Problem statement —
Retype the material below. Keep every word exactly as it is.

Rows from a figure dataset —
Start

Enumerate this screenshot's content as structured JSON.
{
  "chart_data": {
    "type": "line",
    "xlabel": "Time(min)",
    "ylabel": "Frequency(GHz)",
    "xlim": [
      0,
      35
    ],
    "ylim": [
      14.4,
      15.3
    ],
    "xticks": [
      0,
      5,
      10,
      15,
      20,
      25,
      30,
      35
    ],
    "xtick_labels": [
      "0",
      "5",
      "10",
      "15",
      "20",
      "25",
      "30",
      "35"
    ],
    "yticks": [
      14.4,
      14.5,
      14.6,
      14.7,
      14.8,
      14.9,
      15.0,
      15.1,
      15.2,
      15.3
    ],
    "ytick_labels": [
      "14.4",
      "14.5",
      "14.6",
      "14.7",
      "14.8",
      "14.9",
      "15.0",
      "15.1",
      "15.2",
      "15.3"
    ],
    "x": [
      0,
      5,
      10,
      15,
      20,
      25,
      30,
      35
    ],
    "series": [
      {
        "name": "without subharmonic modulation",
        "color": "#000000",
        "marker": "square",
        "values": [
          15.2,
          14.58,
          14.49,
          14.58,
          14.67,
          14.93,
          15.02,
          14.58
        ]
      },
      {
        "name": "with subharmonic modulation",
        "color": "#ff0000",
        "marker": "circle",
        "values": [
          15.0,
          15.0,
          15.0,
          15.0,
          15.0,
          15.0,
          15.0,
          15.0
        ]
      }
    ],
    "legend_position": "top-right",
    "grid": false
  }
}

End

Problem solution —
Enumerate this screenshot's content as structured JSON.
{
  "chart_data": {
    "type": "line",
    "xlabel": "Time(min)",
    "ylabel": "Frequency(GHz)",
    "xlim": [
      0,
      35
    ],
    "ylim": [
      14.4,
      15.3
    ],
    "xticks": [
      0,
      5,
      10,
      15,
      20,
      25,
      30,
      35
    ],
    "xtick_labels": [
      "0",
      "5",
      "10",
      "15",
      "20",
      "25",
      "30",
      "35"
    ],
    "yticks": [
      14.4,
      14.5,
      14.6,
      14.7,
      14.8,
      14.9,
      15.0,
      15.1,
      15.2,
      15.3
    ],
    "ytick_labels": [
      "14.4",
      "14.5",
      "14.6",
      "14.7",
      "14.8",
      "14.9",
      "15.0",
      "15.1",
      "15.2",
      "15.3"
    ],
    "x": [
      0,
      5,
      10,
      15,
      20,
      25,
      30,
      35
    ],
    "series": [
      {
        "name": "without subharmonic modulation",
        "color": "#000000",
        "marker": "square",
        "values": [
          15.2,
          14.58,
          14.49,
          14.58,
          14.67,
          14.93,
          15.02,
          14.58
        ]
      },
      {
        "name": "with subharmonic modulation",
        "color": "#ff0000",
        "marker": "circle",
        "values": [
          15.0,
          15.0,
          15.0,
          15.0,
          15.0,
          15.0,
          15.0,
          15.0
        ]
      }
    ],
    "legend_position": "top-right",
    "grid": false
  }
}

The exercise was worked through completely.